* **Given problem**
Extract and list every line that contains the word "JSON".
————————
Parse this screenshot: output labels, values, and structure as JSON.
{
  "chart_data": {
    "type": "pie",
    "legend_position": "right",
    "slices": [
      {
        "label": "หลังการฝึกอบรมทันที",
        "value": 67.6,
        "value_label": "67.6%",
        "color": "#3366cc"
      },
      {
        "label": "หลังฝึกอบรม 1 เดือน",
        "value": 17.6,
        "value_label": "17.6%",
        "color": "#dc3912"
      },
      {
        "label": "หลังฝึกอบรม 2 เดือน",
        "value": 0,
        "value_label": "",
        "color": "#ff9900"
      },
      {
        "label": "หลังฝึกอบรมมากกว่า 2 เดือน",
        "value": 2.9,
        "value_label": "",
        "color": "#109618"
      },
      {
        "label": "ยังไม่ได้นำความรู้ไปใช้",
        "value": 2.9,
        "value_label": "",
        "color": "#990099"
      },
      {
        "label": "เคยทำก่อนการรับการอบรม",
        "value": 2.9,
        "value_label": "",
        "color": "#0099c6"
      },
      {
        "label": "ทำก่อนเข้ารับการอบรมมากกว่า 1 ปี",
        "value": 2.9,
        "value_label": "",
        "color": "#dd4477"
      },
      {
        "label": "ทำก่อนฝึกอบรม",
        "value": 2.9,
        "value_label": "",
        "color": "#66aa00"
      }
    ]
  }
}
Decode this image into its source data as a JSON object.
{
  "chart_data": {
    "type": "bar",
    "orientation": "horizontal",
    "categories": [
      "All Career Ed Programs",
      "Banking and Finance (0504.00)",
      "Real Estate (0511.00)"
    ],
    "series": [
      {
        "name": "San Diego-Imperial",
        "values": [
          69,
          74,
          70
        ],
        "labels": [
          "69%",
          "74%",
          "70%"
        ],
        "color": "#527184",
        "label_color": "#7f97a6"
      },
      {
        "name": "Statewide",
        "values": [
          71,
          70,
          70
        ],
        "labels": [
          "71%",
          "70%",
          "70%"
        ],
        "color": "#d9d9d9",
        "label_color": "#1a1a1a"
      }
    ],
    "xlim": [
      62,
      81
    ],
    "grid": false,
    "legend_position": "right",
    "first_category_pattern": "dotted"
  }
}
————————
* **Exercise result**
Parse this screenshot: output labels, values, and structure as JSON.
Decode this image into its source data as a JSON object.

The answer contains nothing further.